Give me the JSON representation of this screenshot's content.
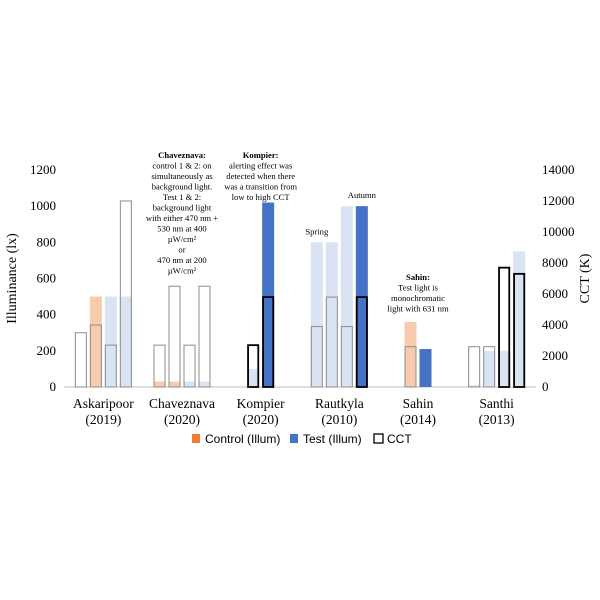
{
  "chart_data": {
    "type": "bar",
    "left_axis": {
      "title": "Illuminance (lx)",
      "min": 0,
      "max": 1200,
      "ticks": [
        0,
        200,
        400,
        600,
        800,
        1000,
        1200
      ]
    },
    "right_axis": {
      "title": "CCT (K)",
      "min": 0,
      "max": 14000,
      "ticks": [
        0,
        2000,
        4000,
        6000,
        8000,
        10000,
        12000,
        14000
      ]
    },
    "legend": {
      "placement": "bottom",
      "entries": [
        {
          "label": "Control (Illum)",
          "color": "#ED7D31"
        },
        {
          "label": "Test (Illum)",
          "color": "#4472C4"
        },
        {
          "label": "CCT",
          "color": "#000000"
        }
      ]
    },
    "groups": [
      {
        "name": "Askaripoor",
        "year": "(2019)",
        "bars": [
          {
            "illum": 0,
            "cct": 3500,
            "illum_color": "#F8CBAD",
            "cct_style": "gray"
          },
          {
            "illum": 500,
            "cct": 4000,
            "illum_color": "#F8CBAD",
            "cct_style": "gray"
          },
          {
            "illum": 500,
            "cct": 2700,
            "illum_color": "#DAE3F3",
            "cct_style": "gray"
          },
          {
            "illum": 500,
            "cct": 12000,
            "illum_color": "#DAE3F3",
            "cct_style": "gray"
          }
        ]
      },
      {
        "name": "Chaveznava",
        "year": "(2020)",
        "bars": [
          {
            "illum": 30,
            "cct": 2700,
            "illum_color": "#F8CBAD",
            "cct_style": "gray"
          },
          {
            "illum": 30,
            "cct": 6500,
            "illum_color": "#F8CBAD",
            "cct_style": "gray"
          },
          {
            "illum": 30,
            "cct": 2700,
            "illum_color": "#DAE3F3",
            "cct_style": "gray"
          },
          {
            "illum": 30,
            "cct": 6500,
            "illum_color": "#DAE3F3",
            "cct_style": "gray"
          }
        ]
      },
      {
        "name": "Kompier",
        "year": "(2020)",
        "bars": [
          {
            "illum": 100,
            "cct": 2700,
            "illum_color": "#DAE3F3",
            "cct_style": "black"
          },
          {
            "illum": 1020,
            "cct": 5800,
            "illum_color": "#4472C4",
            "cct_style": "black"
          }
        ]
      },
      {
        "name": "Rautkyla",
        "year": "(2010)",
        "bars": [
          {
            "illum": 800,
            "cct": 3900,
            "illum_color": "#DAE3F3",
            "cct_style": "gray"
          },
          {
            "illum": 800,
            "cct": 5800,
            "illum_color": "#DAE3F3",
            "cct_style": "gray"
          },
          {
            "illum": 1000,
            "cct": 3900,
            "illum_color": "#DAE3F3",
            "cct_style": "gray"
          },
          {
            "illum": 1000,
            "cct": 5800,
            "illum_color": "#4472C4",
            "cct_style": "black"
          }
        ]
      },
      {
        "name": "Sahin",
        "year": "(2014)",
        "bars": [
          {
            "illum": 360,
            "cct": 2600,
            "illum_color": "#F8CBAD",
            "cct_style": "gray"
          },
          {
            "illum": 210,
            "cct": 0,
            "illum_color": "#4472C4",
            "cct_style": "none"
          }
        ]
      },
      {
        "name": "Santhi",
        "year": "(2013)",
        "bars": [
          {
            "illum": 10,
            "cct": 2600,
            "illum_color": "#DAE3F3",
            "cct_style": "gray"
          },
          {
            "illum": 200,
            "cct": 2600,
            "illum_color": "#DAE3F3",
            "cct_style": "gray"
          },
          {
            "illum": 200,
            "cct": 7700,
            "illum_color": "#DAE3F3",
            "cct_style": "black"
          },
          {
            "illum": 750,
            "cct": 7300,
            "illum_color": "#DAE3F3",
            "cct_style": "black"
          }
        ]
      }
    ],
    "annotations": [
      {
        "group": "Chaveznava",
        "lines": [
          {
            "text": "Chaveznava:",
            "bold": true
          },
          {
            "text": "control 1 & 2: on"
          },
          {
            "text": "simultaneously as"
          },
          {
            "text": "background light."
          },
          {
            "text": "Test 1 & 2:"
          },
          {
            "text": "background light"
          },
          {
            "text": "with either 470 nm +"
          },
          {
            "text": "530 nm at 400"
          },
          {
            "text": "µW/cm²"
          },
          {
            "text": "or"
          },
          {
            "text": "470 nm at 200"
          },
          {
            "text": "µW/cm²"
          }
        ]
      },
      {
        "group": "Kompier",
        "lines": [
          {
            "text": "Kompier:",
            "bold": true
          },
          {
            "text": "alerting effect was"
          },
          {
            "text": "detected when there"
          },
          {
            "text": "was a transition from"
          },
          {
            "text": "low to high CCT"
          }
        ]
      },
      {
        "group": "Rautkyla",
        "lines": [
          {
            "text": "Spring"
          }
        ],
        "bar": 0
      },
      {
        "group": "Rautkyla",
        "lines": [
          {
            "text": "Autumn"
          }
        ],
        "bar": 3
      },
      {
        "group": "Sahin",
        "lines": [
          {
            "text": "Sahin:",
            "bold": true
          },
          {
            "text": "Test light is"
          },
          {
            "text": "monochromatic"
          },
          {
            "text": "light with 631 nm"
          }
        ]
      }
    ]
  }
}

#### [Written exercise]
Quote every record above exactly, leaving out any pictures.

#### [Task solution]
Give me the JSON representation of this screenshot's content.
{
  "chart_data": {
    "type": "bar",
    "left_axis": {
      "title": "Illuminance (lx)",
      "min": 0,
      "max": 1200,
      "ticks": [
        0,
        200,
        400,
        600,
        800,
        1000,
        1200
      ]
    },
    "right_axis": {
      "title": "CCT (K)",
      "min": 0,
      "max": 14000,
      "ticks": [
        0,
        2000,
        4000,
        6000,
        8000,
        10000,
        12000,
        14000
      ]
    },
    "legend": {
      "placement": "bottom",
      "entries": [
        {
          "label": "Control (Illum)",
          "color": "#ED7D31"
        },
        {
          "label": "Test (Illum)",
          "color": "#4472C4"
        },
        {
          "label": "CCT",
          "color": "#000000"
        }
      ]
    },
    "groups": [
      {
        "name": "Askaripoor",
        "year": "(2019)",
        "bars": [
          {
            "illum": 0,
            "cct": 3500,
            "illum_color": "#F8CBAD",
            "cct_style": "gray"
          },
          {
            "illum": 500,
            "cct": 4000,
            "illum_color": "#F8CBAD",
            "cct_style": "gray"
          },
          {
            "illum": 500,
            "cct": 2700,
            "illum_color": "#DAE3F3",
            "cct_style": "gray"
          },
          {
            "illum": 500,
            "cct": 12000,
            "illum_color": "#DAE3F3",
            "cct_style": "gray"
          }
        ]
      },
      {
        "name": "Chaveznava",
        "year": "(2020)",
        "bars": [
          {
            "illum": 30,
            "cct": 2700,
            "illum_color": "#F8CBAD",
            "cct_style": "gray"
          },
          {
            "illum": 30,
            "cct": 6500,
            "illum_color": "#F8CBAD",
            "cct_style": "gray"
          },
          {
            "illum": 30,
            "cct": 2700,
            "illum_color": "#DAE3F3",
            "cct_style": "gray"
          },
          {
            "illum": 30,
            "cct": 6500,
            "illum_color": "#DAE3F3",
            "cct_style": "gray"
          }
        ]
      },
      {
        "name": "Kompier",
        "year": "(2020)",
        "bars": [
          {
            "illum": 100,
            "cct": 2700,
            "illum_color": "#DAE3F3",
            "cct_style": "black"
          },
          {
            "illum": 1020,
            "cct": 5800,
            "illum_color": "#4472C4",
            "cct_style": "black"
          }
        ]
      },
      {
        "name": "Rautkyla",
        "year": "(2010)",
        "bars": [
          {
            "illum": 800,
            "cct": 3900,
            "illum_color": "#DAE3F3",
            "cct_style": "gray"
          },
          {
            "illum": 800,
            "cct": 5800,
            "illum_color": "#DAE3F3",
            "cct_style": "gray"
          },
          {
            "illum": 1000,
            "cct": 3900,
            "illum_color": "#DAE3F3",
            "cct_style": "gray"
          },
          {
            "illum": 1000,
            "cct": 5800,
            "illum_color": "#4472C4",
            "cct_style": "black"
          }
        ]
      },
      {
        "name": "Sahin",
        "year": "(2014)",
        "bars": [
          {
            "illum": 360,
            "cct": 2600,
            "illum_color": "#F8CBAD",
            "cct_style": "gray"
          },
          {
            "illum": 210,
            "cct": 0,
            "illum_color": "#4472C4",
            "cct_style": "none"
          }
        ]
      },
      {
        "name": "Santhi",
        "year": "(2013)",
        "bars": [
          {
            "illum": 10,
            "cct": 2600,
            "illum_color": "#DAE3F3",
            "cct_style": "gray"
          },
          {
            "illum": 200,
            "cct": 2600,
            "illum_color": "#DAE3F3",
            "cct_style": "gray"
          },
          {
            "illum": 200,
            "cct": 7700,
            "illum_color": "#DAE3F3",
            "cct_style": "black"
          },
          {
            "illum": 750,
            "cct": 7300,
            "illum_color": "#DAE3F3",
            "cct_style": "black"
          }
        ]
      }
    ],
    "annotations": [
      {
        "group": "Chaveznava",
        "lines": [
          {
            "text": "Chaveznava:",
            "bold": true
          },
          {
            "text": "control 1 & 2: on"
          },
          {
            "text": "simultaneously as"
          },
          {
            "text": "background light."
          },
          {
            "text": "Test 1 & 2:"
          },
          {
            "text": "background light"
          },
          {
            "text": "with either 470 nm +"
          },
          {
            "text": "530 nm at 400"
          },
          {
            "text": "µW/cm²"
          },
          {
            "text": "or"
          },
          {
            "text": "470 nm at 200"
          },
          {
            "text": "µW/cm²"
          }
        ]
      },
      {
        "group": "Kompier",
        "lines": [
          {
            "text": "Kompier:",
            "bold": true
          },
          {
            "text": "alerting effect was"
          },
          {
            "text": "detected when there"
          },
          {
            "text": "was a transition from"
          },
          {
            "text": "low to high CCT"
          }
        ]
      },
      {
        "group": "Rautkyla",
        "lines": [
          {
            "text": "Spring"
          }
        ],
        "bar": 0
      },
      {
        "group": "Rautkyla",
        "lines": [
          {
            "text": "Autumn"
          }
        ],
        "bar": 3
      },
      {
        "group": "Sahin",
        "lines": [
          {
            "text": "Sahin:",
            "bold": true
          },
          {
            "text": "Test light is"
          },
          {
            "text": "monochromatic"
          },
          {
            "text": "light with 631 nm"
          }
        ]
      }
    ]
  }
}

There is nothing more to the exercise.